_SET TASK_.
Copy each line with the word "presidenta" in it.

_ENTRIES SUPPLIED_.
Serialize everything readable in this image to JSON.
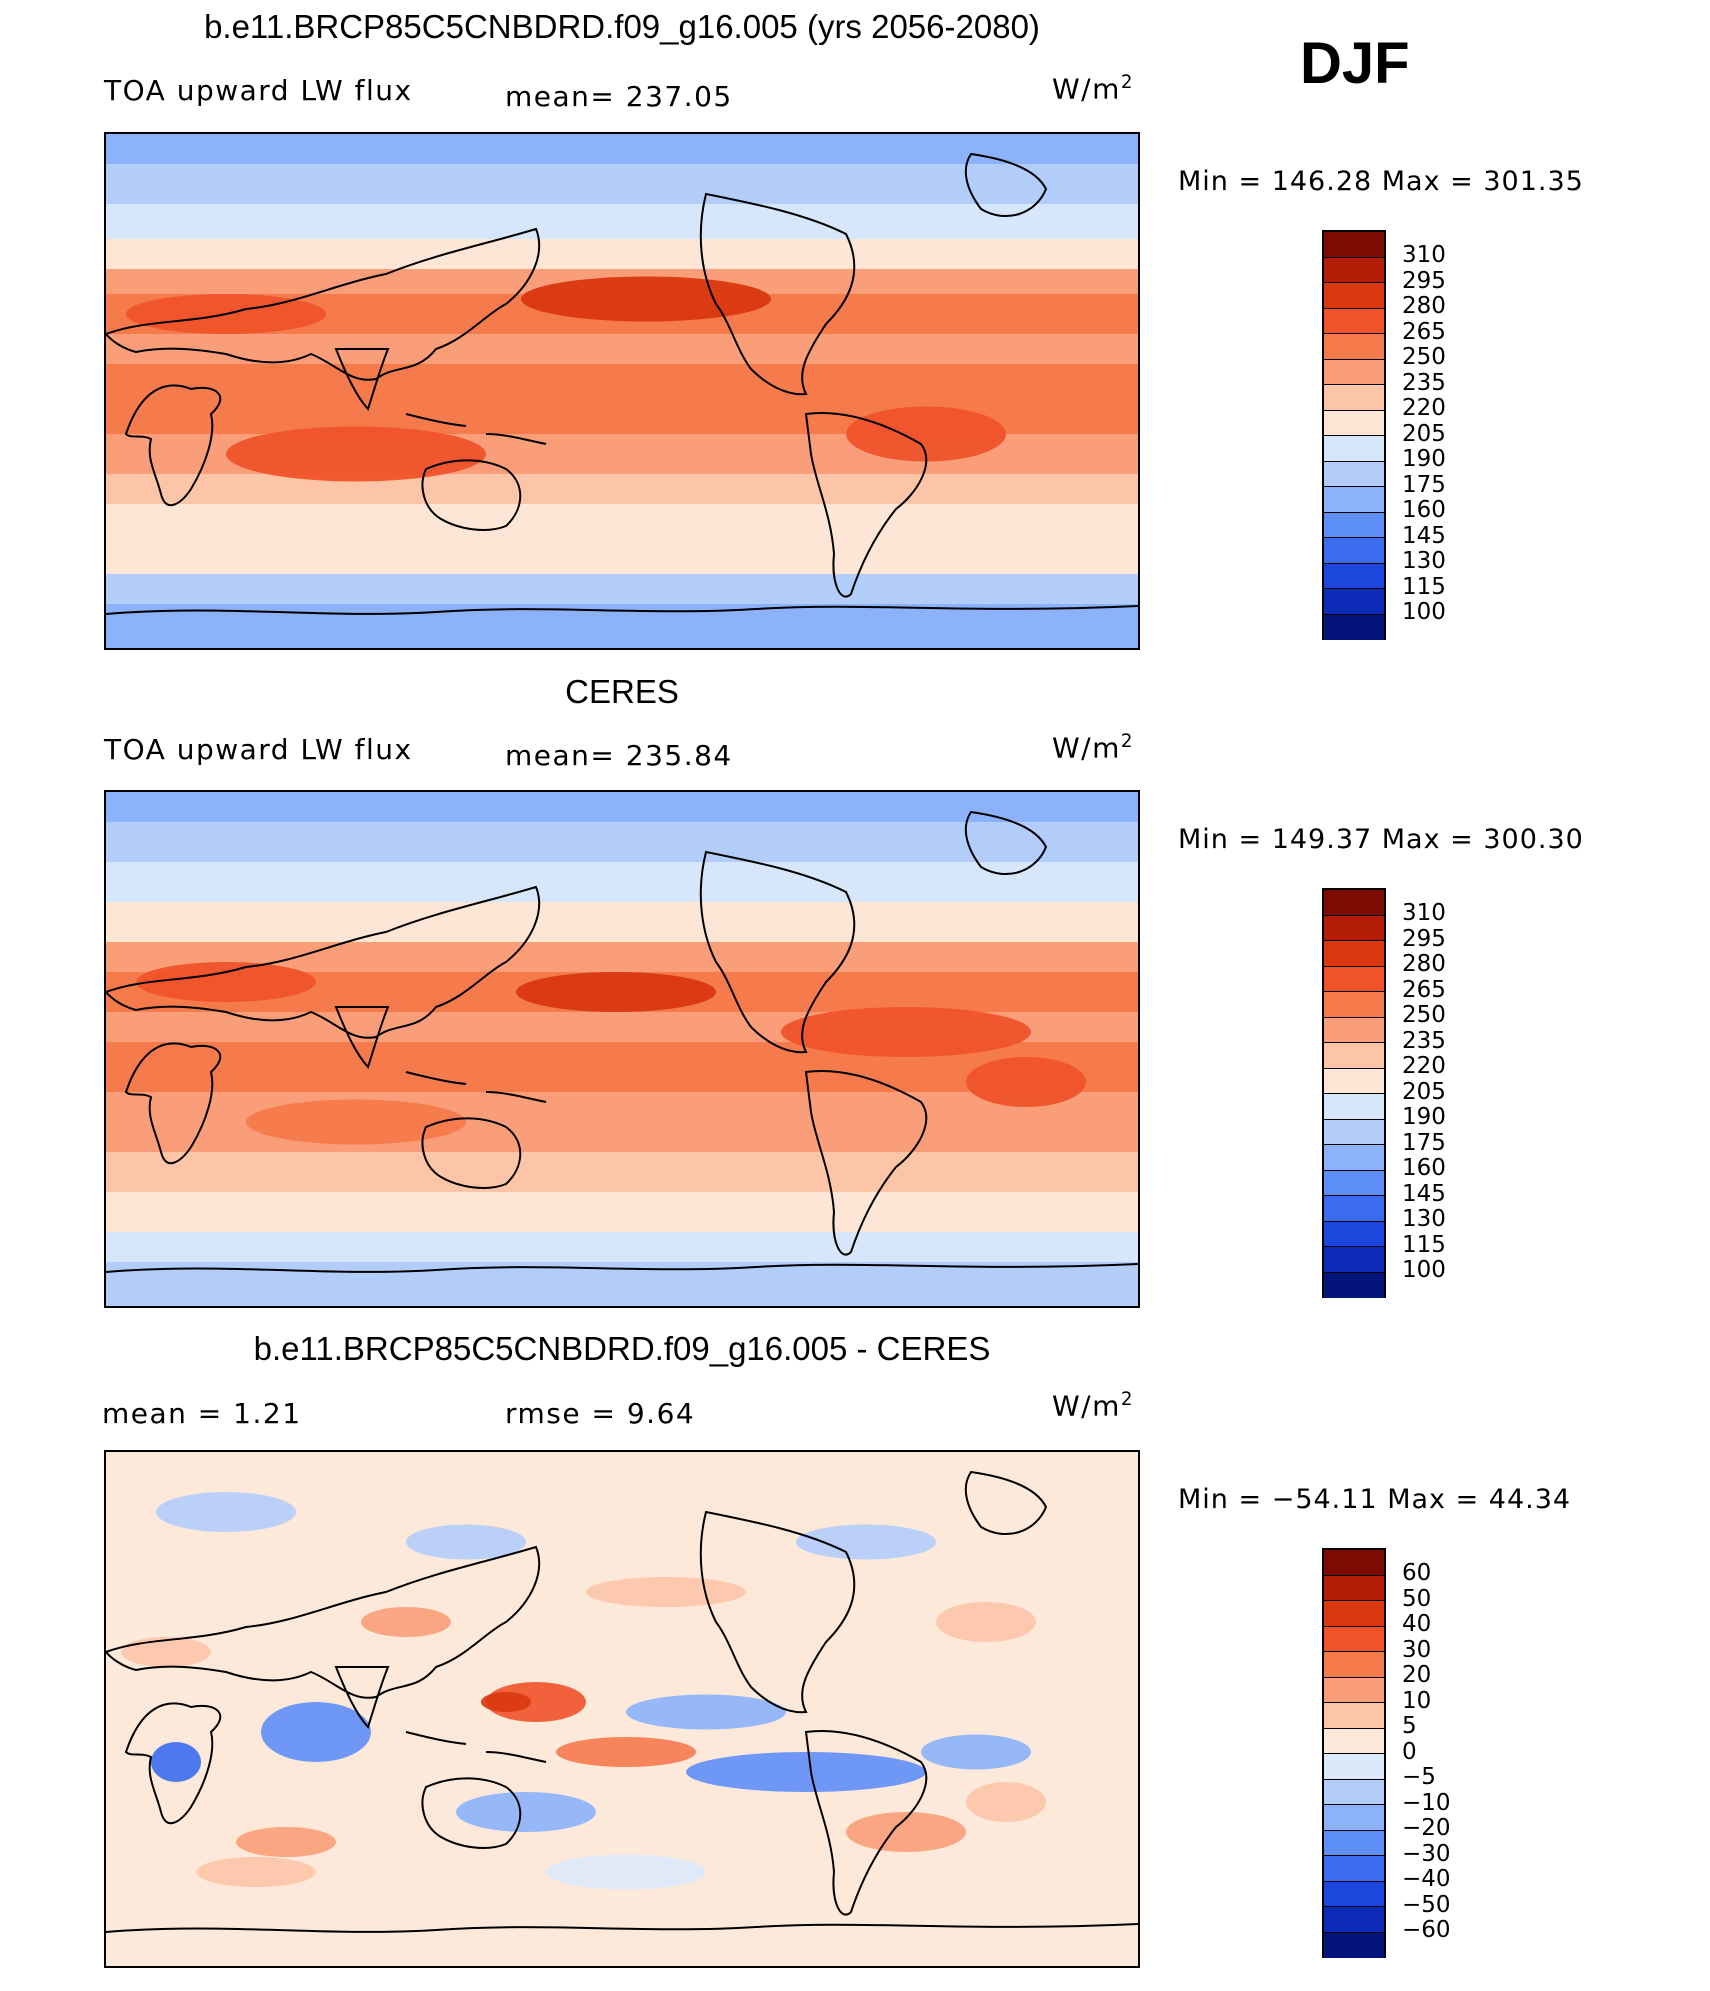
{
  "season": "DJF",
  "units": {
    "main": "W/m",
    "exp": "2"
  },
  "colors": {
    "warm": [
      "#fde9da",
      "#fcc9ac",
      "#fba27c",
      "#f77f52",
      "#f2582d",
      "#e23f16",
      "#c92a0c",
      "#a31806",
      "#7a0a03"
    ],
    "cool": [
      "#dbe9fb",
      "#bcd3fb",
      "#97bbfb",
      "#6a97fb",
      "#3f73f6",
      "#1e51e8",
      "#0e33c9",
      "#061d9c",
      "#020c73"
    ],
    "neutral": "#fdf0e6"
  },
  "panels": [
    {
      "title": "b.e11.BRCP85C5CNBDRD.f09_g16.005 (yrs 2056-2080)",
      "left_text": "TOA upward LW flux",
      "center_text": "mean= 237.05",
      "min_text": "Min  =  146.28  Max  =  301.35",
      "levels": [
        "310",
        "295",
        "280",
        "265",
        "250",
        "235",
        "220",
        "205",
        "190",
        "175",
        "160",
        "145",
        "130",
        "115",
        "100"
      ],
      "palette": [
        "#7b0b03",
        "#b31d07",
        "#d9370f",
        "#f0532a",
        "#f57a4c",
        "#f99e78",
        "#fcc5a8",
        "#fde6d5",
        "#d6e6fb",
        "#b3cdfb",
        "#8bb2fb",
        "#5e8ef8",
        "#3b6cf0",
        "#1c47dc",
        "#0b2bb8",
        "#03157c"
      ],
      "map_kind": "model"
    },
    {
      "title": "CERES",
      "left_text": "TOA upward LW flux",
      "center_text": "mean= 235.84",
      "min_text": "Min  =  149.37  Max  =  300.30",
      "levels": [
        "310",
        "295",
        "280",
        "265",
        "250",
        "235",
        "220",
        "205",
        "190",
        "175",
        "160",
        "145",
        "130",
        "115",
        "100"
      ],
      "palette": [
        "#7b0b03",
        "#b31d07",
        "#d9370f",
        "#f0532a",
        "#f57a4c",
        "#f99e78",
        "#fcc5a8",
        "#fde6d5",
        "#d6e6fb",
        "#b3cdfb",
        "#8bb2fb",
        "#5e8ef8",
        "#3b6cf0",
        "#1c47dc",
        "#0b2bb8",
        "#03157c"
      ],
      "map_kind": "obs"
    },
    {
      "title": "b.e11.BRCP85C5CNBDRD.f09_g16.005 - CERES",
      "left_text": "mean =     1.21",
      "center_text": "rmse =     9.64",
      "min_text": "Min  =  −54.11  Max  =    44.34",
      "levels": [
        "60",
        "50",
        "40",
        "30",
        "20",
        "10",
        "5",
        "0",
        "−5",
        "−10",
        "−20",
        "−30",
        "−40",
        "−50",
        "−60"
      ],
      "palette": [
        "#7b0b03",
        "#b31d07",
        "#d9370f",
        "#f0532a",
        "#f57a4c",
        "#f99e78",
        "#fcc5a8",
        "#fde9da",
        "#dbe9fb",
        "#b3cdfb",
        "#8bb2fb",
        "#5e8ef8",
        "#3b6cf0",
        "#1c47dc",
        "#0b2bb8",
        "#03157c"
      ],
      "map_kind": "diff"
    }
  ]
}
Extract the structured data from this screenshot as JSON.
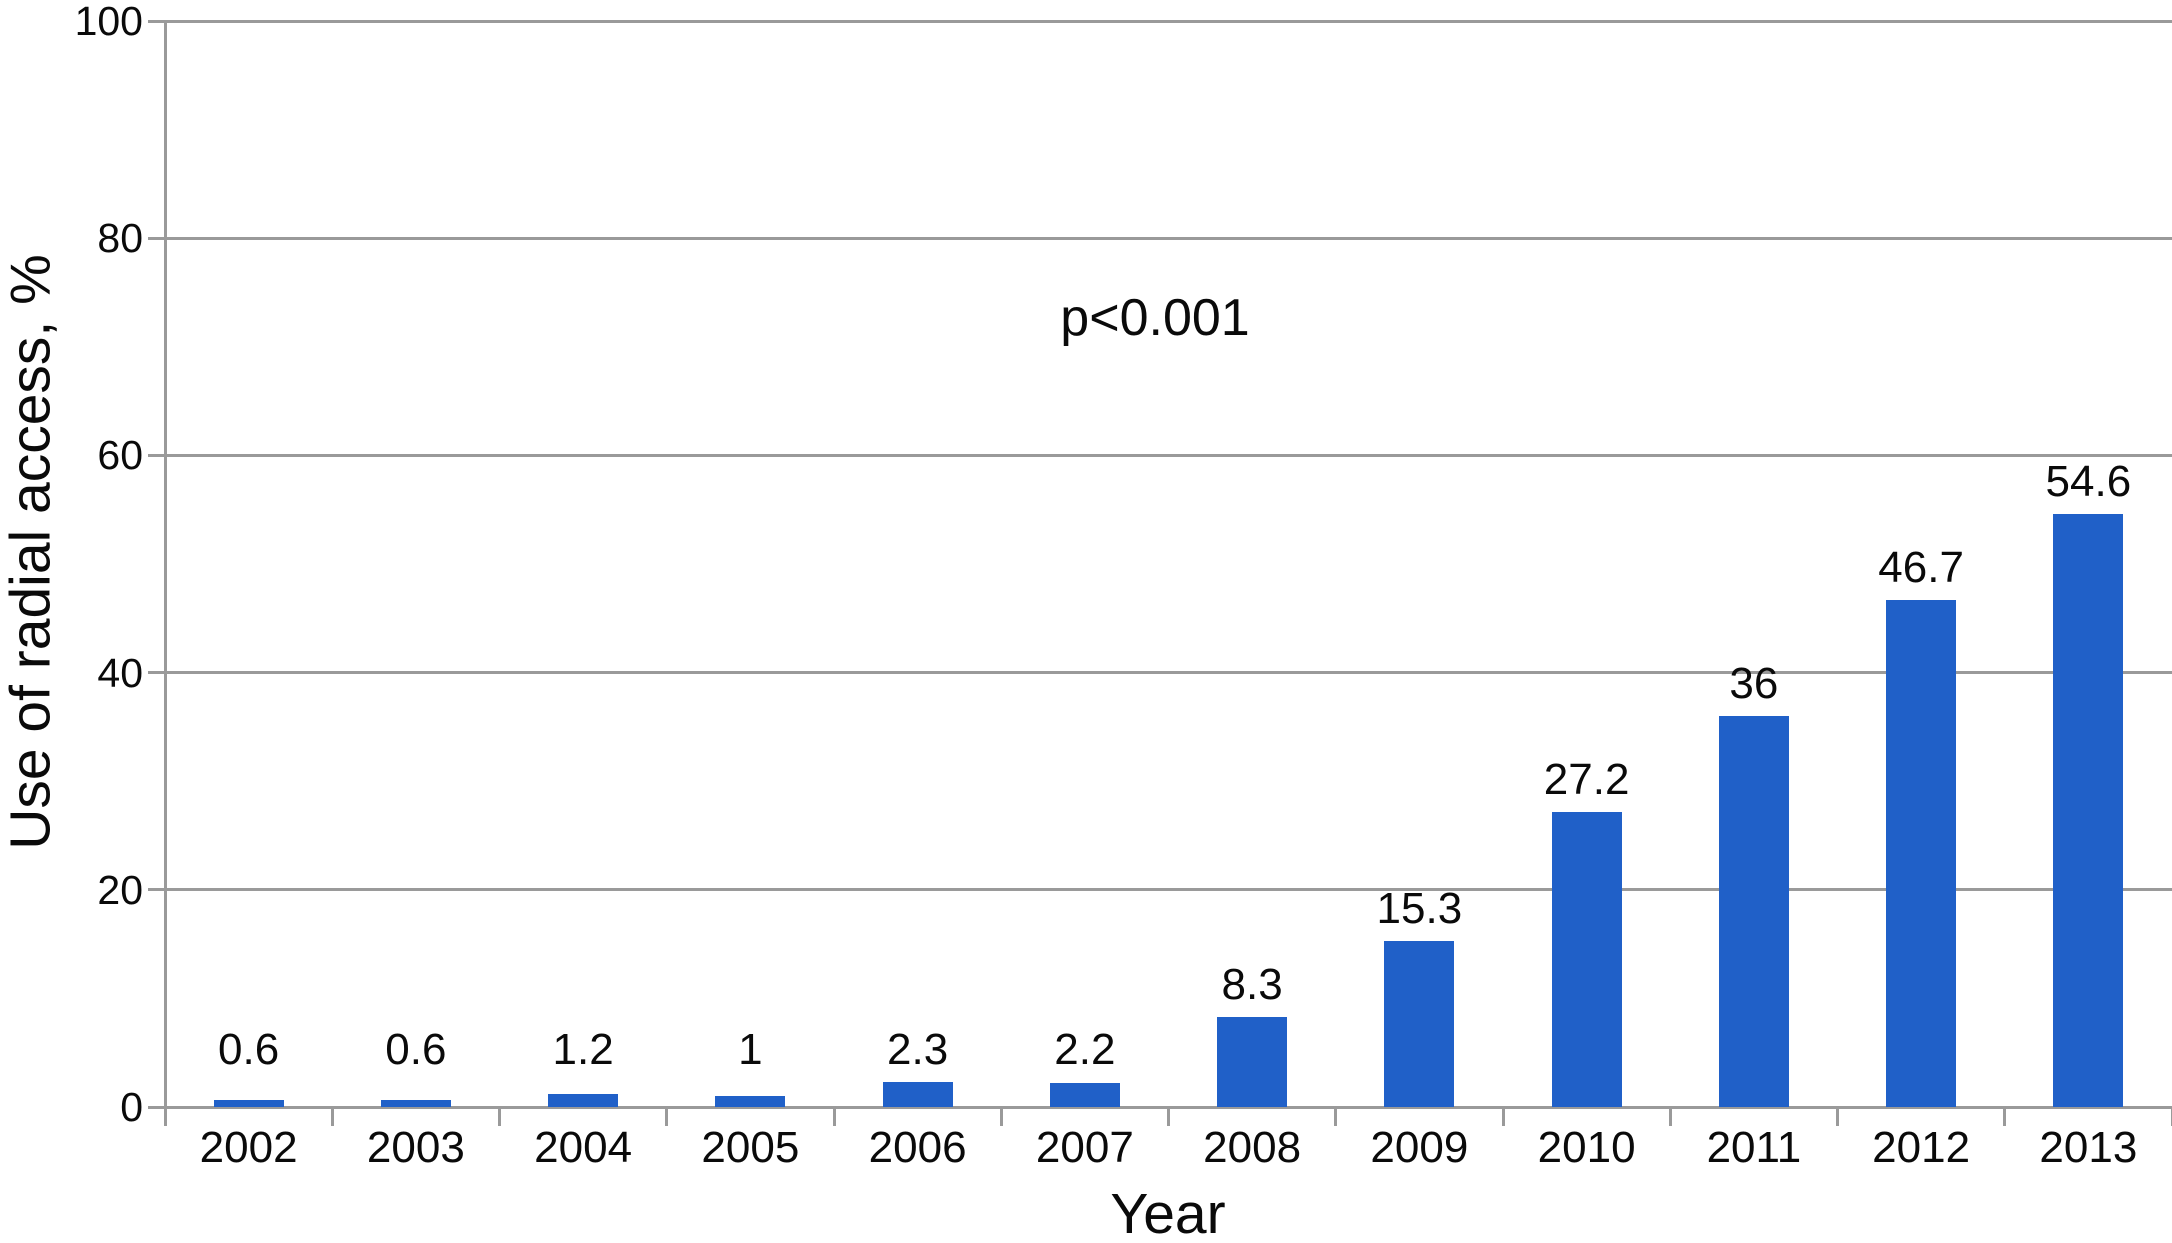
{
  "chart_data": {
    "type": "bar",
    "categories": [
      "2002",
      "2003",
      "2004",
      "2005",
      "2006",
      "2007",
      "2008",
      "2009",
      "2010",
      "2011",
      "2012",
      "2013"
    ],
    "values": [
      0.6,
      0.6,
      1.2,
      1,
      2.3,
      2.2,
      8.3,
      15.3,
      27.2,
      36,
      46.7,
      54.6
    ],
    "bar_labels": [
      "0.6",
      "0.6",
      "1.2",
      "1",
      "2.3",
      "2.2",
      "8.3",
      "15.3",
      "27.2",
      "36",
      "46.7",
      "54.6"
    ],
    "title": "",
    "xlabel": "Year",
    "ylabel": "Use of radial access, %",
    "ylim": [
      0,
      100
    ],
    "yticks": [
      0,
      20,
      40,
      60,
      80,
      100
    ],
    "annotation": "p<0.001",
    "grid": true,
    "legend": "none",
    "bar_color": "#2060c8",
    "axis_color": "#9a9a9a",
    "text_color": "#0a0a0a"
  }
}
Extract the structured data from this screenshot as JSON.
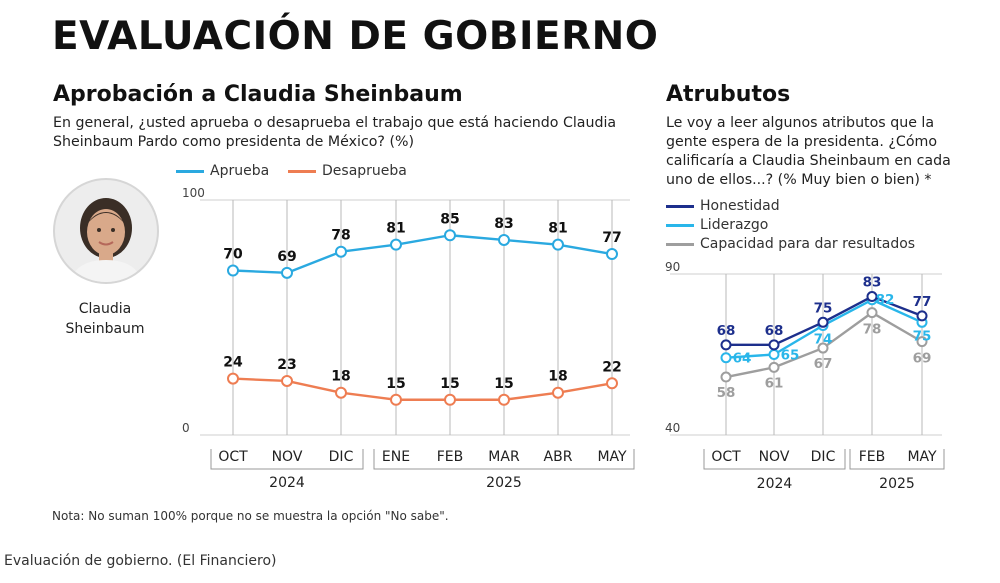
{
  "header": {
    "title": "EVALUACIÓN DE GOBIERNO"
  },
  "left_panel": {
    "title": "Aprobación a Claudia Sheinbaum",
    "question": "En general, ¿usted aprueba o desaprueba el trabajo que está haciendo Claudia Sheinbaum Pardo como presidenta de México?  (%)",
    "person": {
      "name_line1": "Claudia",
      "name_line2": "Sheinbaum",
      "photo_icon": "portrait-photo"
    }
  },
  "right_panel": {
    "title": "Atrubutos",
    "question": "Le voy a leer algunos atributos que la gente espera de la presidenta. ¿Cómo calificaría a Claudia Sheinbaum en cada uno de ellos...? (% Muy bien o bien) *"
  },
  "note": "Nota: No suman 100% porque no se muestra la opción \"No sabe\".",
  "caption": "Evaluación de gobierno. (El Financiero)",
  "chart_data": [
    {
      "type": "line",
      "title": "Aprobación a Claudia Sheinbaum",
      "categories": [
        "OCT",
        "NOV",
        "DIC",
        "ENE",
        "FEB",
        "MAR",
        "ABR",
        "MAY"
      ],
      "year_groups": [
        {
          "label": "2024",
          "categories": [
            "OCT",
            "NOV",
            "DIC"
          ]
        },
        {
          "label": "2025",
          "categories": [
            "ENE",
            "FEB",
            "MAR",
            "ABR",
            "MAY"
          ]
        }
      ],
      "ylim": [
        0,
        100
      ],
      "y_ticks": [
        0,
        100
      ],
      "legend_position": "top-left",
      "series": [
        {
          "name": "Aprueba",
          "color": "#2aa9e0",
          "values": [
            70,
            69,
            78,
            81,
            85,
            83,
            81,
            77
          ]
        },
        {
          "name": "Desaprueba",
          "color": "#ee7d52",
          "values": [
            24,
            23,
            18,
            15,
            15,
            15,
            18,
            22
          ]
        }
      ]
    },
    {
      "type": "line",
      "title": "Atrubutos",
      "categories": [
        "OCT",
        "NOV",
        "DIC",
        "FEB",
        "MAY"
      ],
      "year_groups": [
        {
          "label": "2024",
          "categories": [
            "OCT",
            "NOV",
            "DIC"
          ]
        },
        {
          "label": "2025",
          "categories": [
            "FEB",
            "MAY"
          ]
        }
      ],
      "ylim": [
        40,
        90
      ],
      "y_ticks": [
        40,
        90
      ],
      "legend_position": "top-left",
      "series": [
        {
          "name": "Honestidad",
          "color": "#1d2f8c",
          "values": [
            68,
            68,
            75,
            83,
            77
          ]
        },
        {
          "name": "Liderazgo",
          "color": "#29b6ea",
          "values": [
            64,
            65,
            74,
            82,
            75
          ]
        },
        {
          "name": "Capacidad para dar resultados",
          "color": "#9e9e9e",
          "values": [
            58,
            61,
            67,
            78,
            69
          ]
        }
      ]
    }
  ]
}
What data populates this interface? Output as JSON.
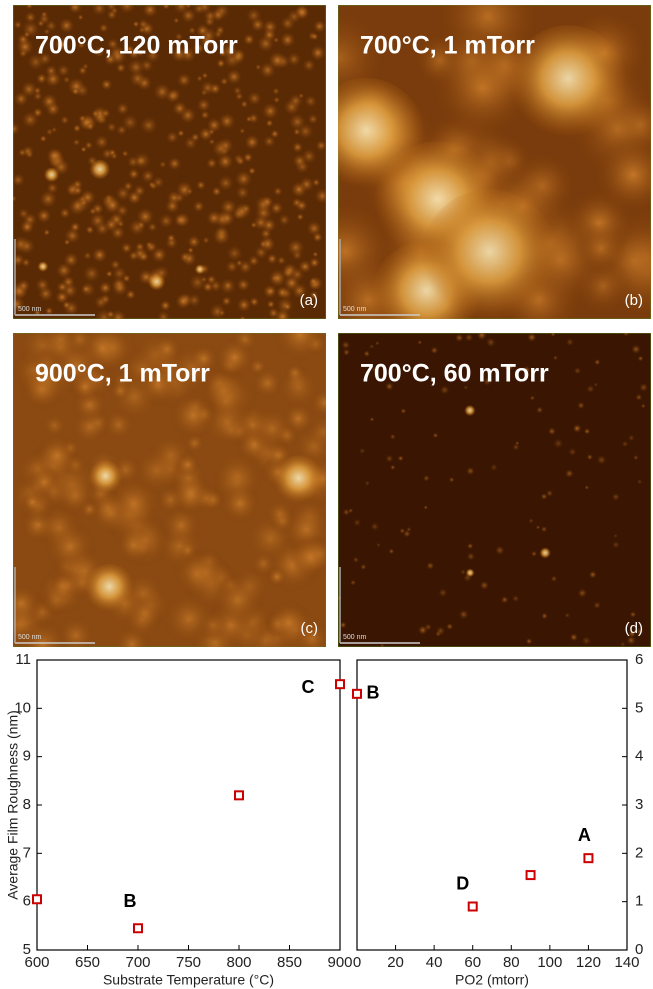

_THE OUTPUT_.
    "question": "En general, ¿usted aprueba o desaprueba el trabajo que está haciendo Claudia Sheinbaum Pardo como presidenta de México?  (%)",
    "question": "Le voy a leer algunos atributos que la gente espera de la presidenta. ¿Cómo calificaría a Claudia Sheinbaum en cada uno de ellos...? (% Muy bien o bien) *"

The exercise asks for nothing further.